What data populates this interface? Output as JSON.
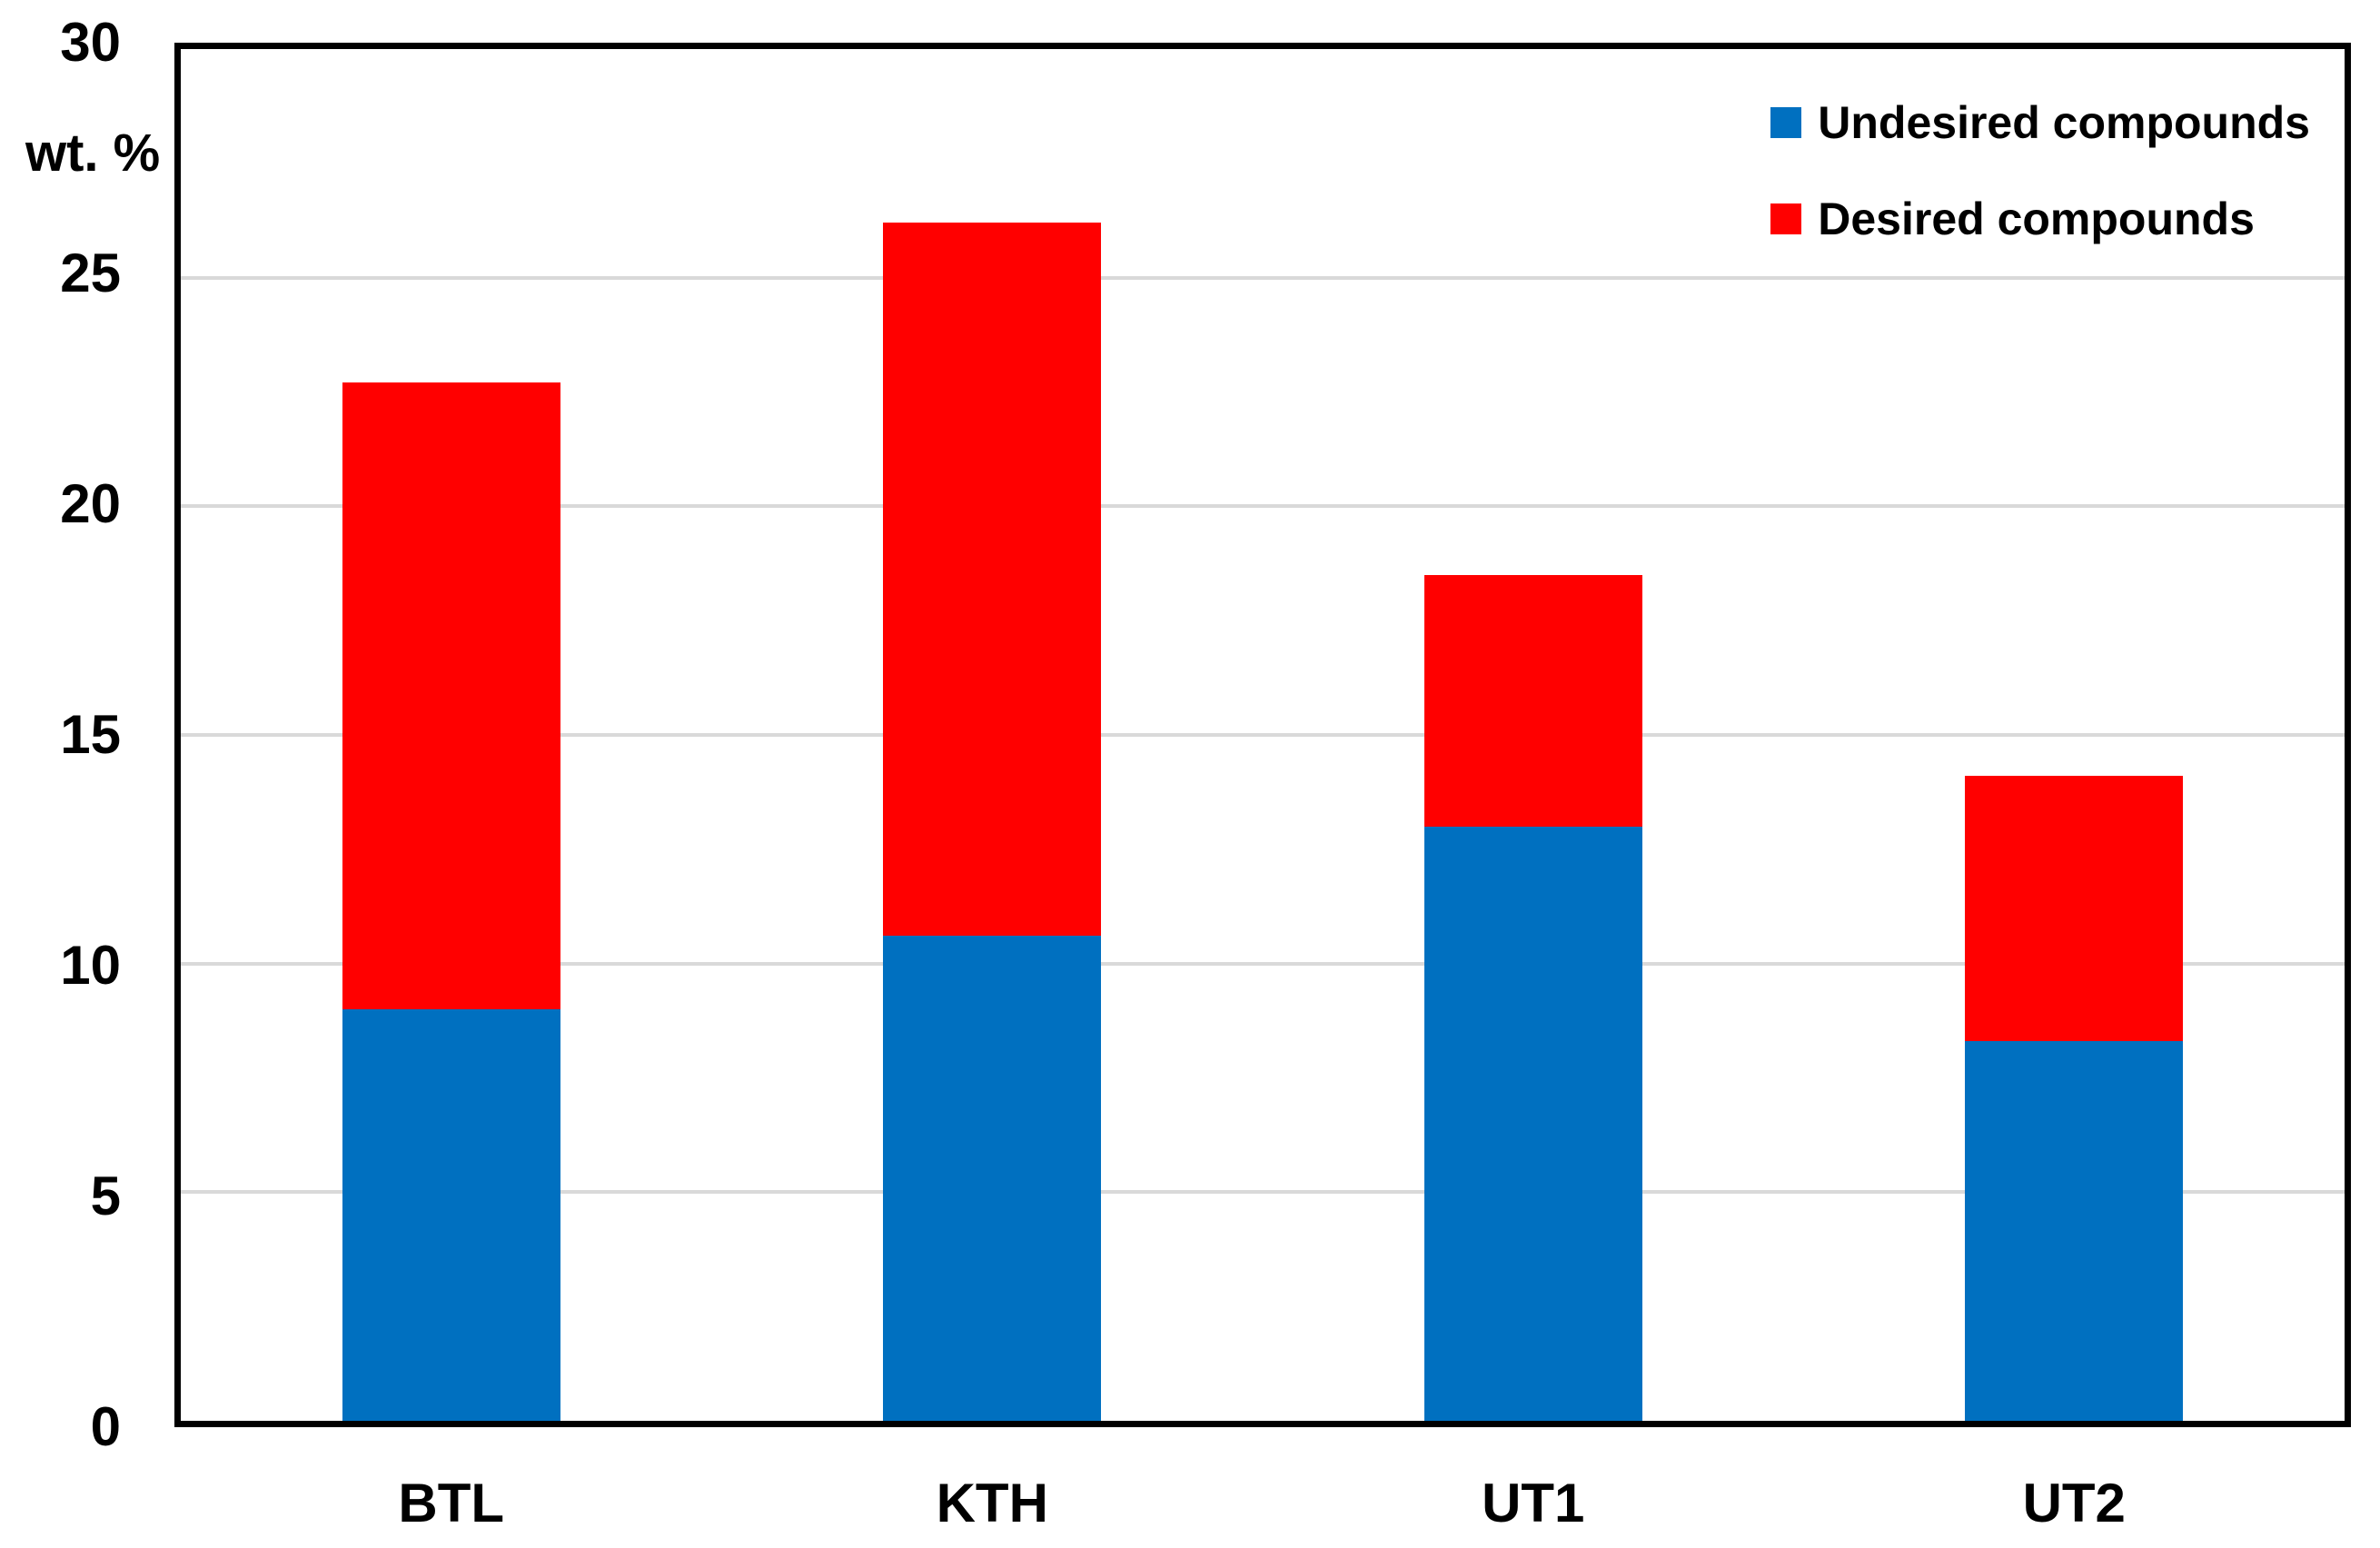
{
  "figure": {
    "background": "#FFFFFF",
    "frame_color": "#000000"
  },
  "chart_data": {
    "type": "bar",
    "stacked": true,
    "title": "",
    "xlabel": "",
    "ylabel": "wt. %",
    "ylim": [
      0,
      30
    ],
    "yticks": [
      0,
      5,
      10,
      15,
      20,
      25,
      30
    ],
    "grid": true,
    "gridline_color": "#D9D9D9",
    "categories": [
      "BTL",
      "KTH",
      "UT1",
      "UT2"
    ],
    "series": [
      {
        "name": "Undesired compounds",
        "color": "#0070C0",
        "values": [
          9.0,
          10.6,
          13.0,
          8.3
        ]
      },
      {
        "name": "Desired compounds",
        "color": "#FF0000",
        "values": [
          13.7,
          15.6,
          5.5,
          5.8
        ]
      }
    ],
    "legend_position": "top-right"
  }
}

● ● ● ● ● ● ●

(WRITTEN INSTRUCTION)
Go through the preceding material and copy each line that has the word "name".

(EXERCISE OUTPUT)
        "name": "Undesired compounds",
        "name": "Desired compounds",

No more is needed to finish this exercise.